> _TO DO_:
Skip all pictures, then print the remaining material exactly.

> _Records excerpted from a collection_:
------------------------------------

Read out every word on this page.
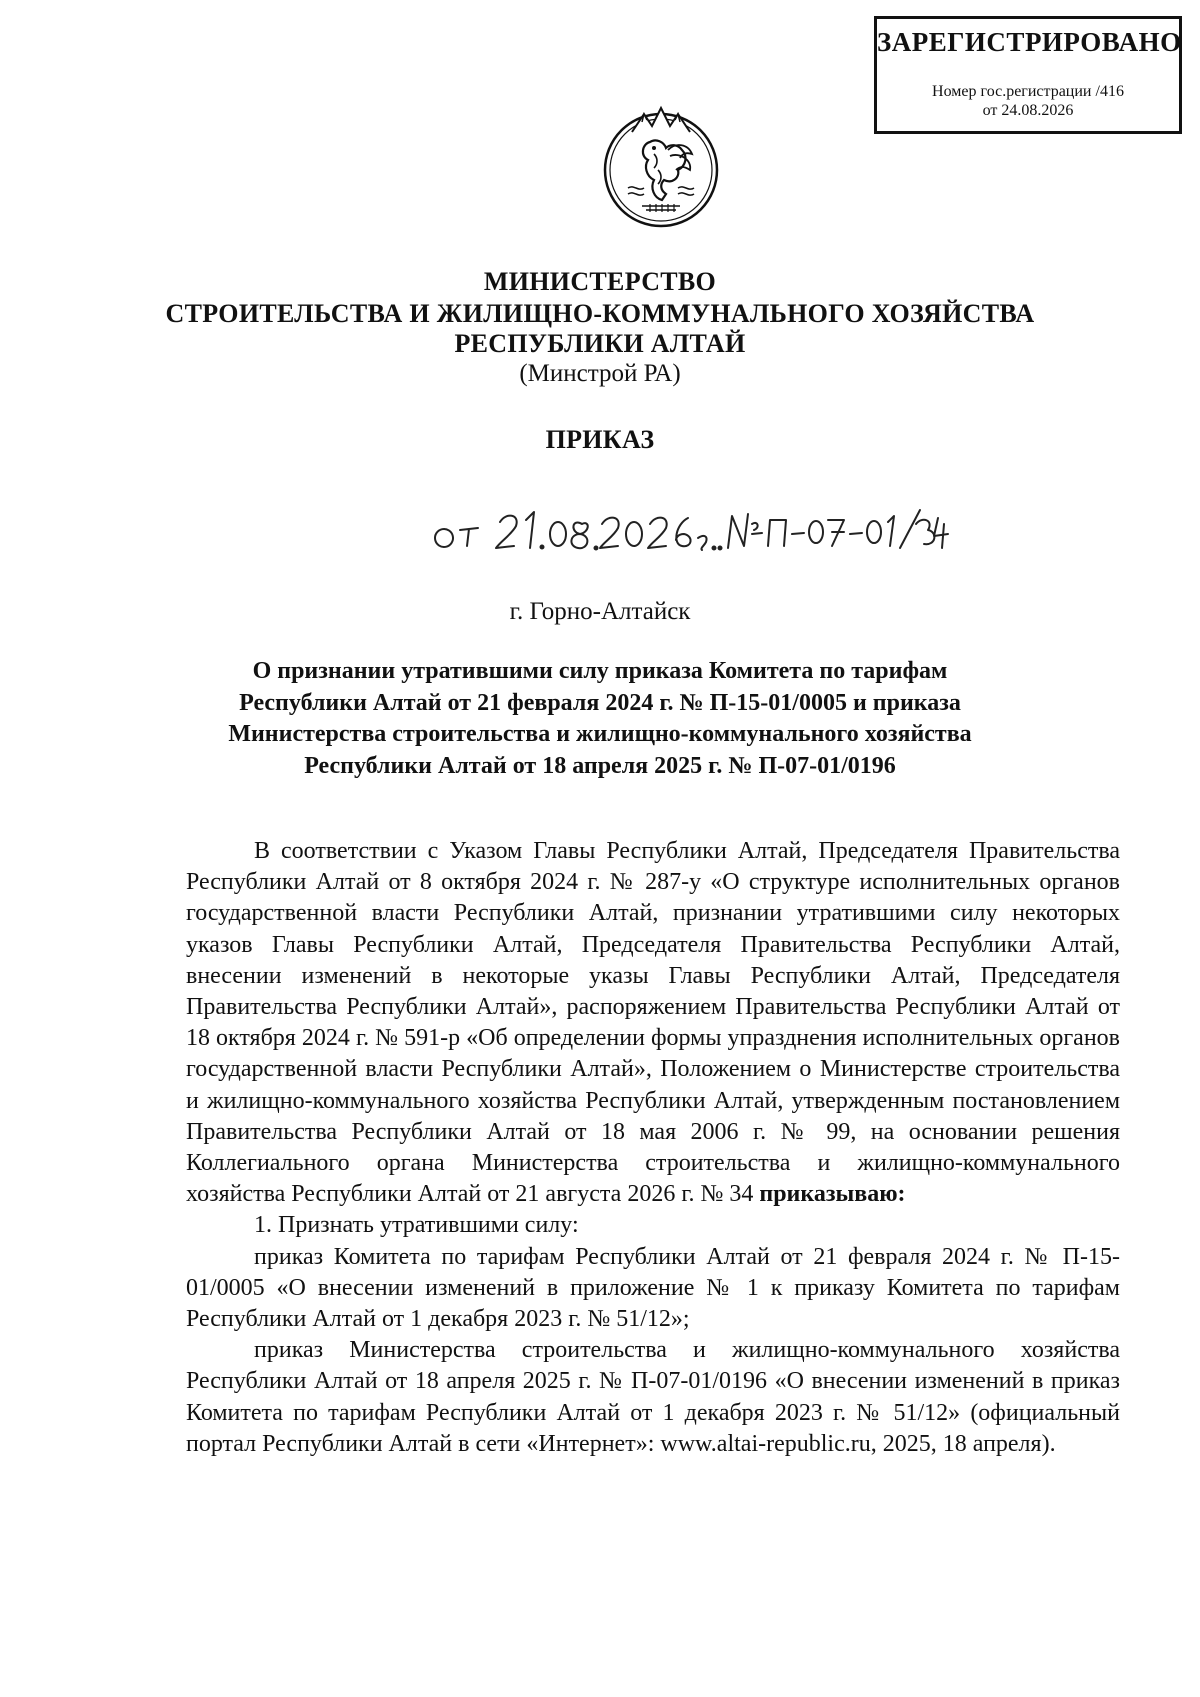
ЗАРЕГИСТРИРОВАНО
Номер гос.регистрации /416
от 24.08.2026
МИНИСТЕРСТВО
СТРОИТЕЛЬСТВА И ЖИЛИЩНО-КОММУНАЛЬНОГО ХОЗЯЙСТВА
РЕСПУБЛИКИ АЛТАЙ
(Минстрой РА)
ПРИКАЗ
г. Горно-Алтайск
О признании утратившими силу приказа Комитета по тарифам
Республики Алтай от 21 февраля 2024 г. № П-15-01/0005 и приказа
Министерства строительства и жилищно-коммунального хозяйства
Республики Алтай от 18 апреля 2025 г. № П-07-01/0196

В соответствии с Указом Главы Республики Алтай, Председателя Правительства Республики Алтай от 8 октября 2024 г. № 287-у «О структуре исполнительных органов государственной власти Республики Алтай, признании утратившими силу некоторых указов Главы Республики Алтай, Председателя Правительства Республики Алтай, внесении изменений в некоторые указы Главы Республики Алтай, Председателя Правительства Республики Алтай», распоряжением Правительства Республики Алтай от 18 октября 2024 г. № 591-р «Об определении формы упразднения исполнительных органов государственной власти Республики Алтай», Положением о Министерстве строительства и жилищно-коммунального хозяйства Республики Алтай, утвержденным постановлением Правительства Республики Алтай от 18 мая 2006 г. № 99, на основании решения Коллегиального органа Министерства строительства и жилищно-коммунального хозяйства Республики Алтай от 21 августа 2026 г. № 34 приказываю:

1. Признать утратившими силу:

приказ Комитета по тарифам Республики Алтай от 21 февраля 2024 г. № П-15-01/0005 «О внесении изменений в приложение № 1 к приказу Комитета по тарифам Республики Алтай от 1 декабря 2023 г. № 51/12»;

приказ Министерства строительства и жилищно-коммунального хозяйства Республики Алтай от 18 апреля 2025 г. № П-07-01/0196 «О внесении изменений в приказ Комитета по тарифам Республики Алтай от 1 декабря 2023 г. № 51/12» (официальный портал Республики Алтай в сети «Интернет»: www.altai-republic.ru, 2025, 18 апреля).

------------------------------------

> _THE RESULT_:
Read out every word on this page.
ЗАРЕГИСТРИРОВАНО
Номер гос.регистрации /416
от 24.08.2026
МИНИСТЕРСТВО
СТРОИТЕЛЬСТВА И ЖИЛИЩНО-КОММУНАЛЬНОГО ХОЗЯЙСТВА
РЕСПУБЛИКИ АЛТАЙ
(Минстрой РА)
ПРИКАЗ
г. Горно-Алтайск
О признании утратившими силу приказа Комитета по тарифам
Республики Алтай от 21 февраля 2024 г. № П-15-01/0005 и приказа
Министерства строительства и жилищно-коммунального хозяйства
Республики Алтай от 18 апреля 2025 г. № П-07-01/0196

В соответствии с Указом Главы Республики Алтай, Председателя Правительства Республики Алтай от 8 октября 2024 г. № 287-у «О структуре исполнительных органов государственной власти Республики Алтай, признании утратившими силу некоторых указов Главы Республики Алтай, Председателя Правительства Республики Алтай, внесении изменений в некоторые указы Главы Республики Алтай, Председателя Правительства Республики Алтай», распоряжением Правительства Республики Алтай от 18 октября 2024 г. № 591-р «Об определении формы упразднения исполнительных органов государственной власти Республики Алтай», Положением о Министерстве строительства и жилищно-коммунального хозяйства Республики Алтай, утвержденным постановлением Правительства Республики Алтай от 18 мая 2006 г. № 99, на основании решения Коллегиального органа Министерства строительства и жилищно-коммунального хозяйства Республики Алтай от 21 августа 2026 г. № 34 приказываю:

1. Признать утратившими силу:

приказ Комитета по тарифам Республики Алтай от 21 февраля 2024 г. № П-15-01/0005 «О внесении изменений в приложение № 1 к приказу Комитета по тарифам Республики Алтай от 1 декабря 2023 г. № 51/12»;

приказ Министерства строительства и жилищно-коммунального хозяйства Республики Алтай от 18 апреля 2025 г. № П-07-01/0196 «О внесении изменений в приказ Комитета по тарифам Республики Алтай от 1 декабря 2023 г. № 51/12» (официальный портал Республики Алтай в сети «Интернет»: www.altai-republic.ru, 2025, 18 апреля).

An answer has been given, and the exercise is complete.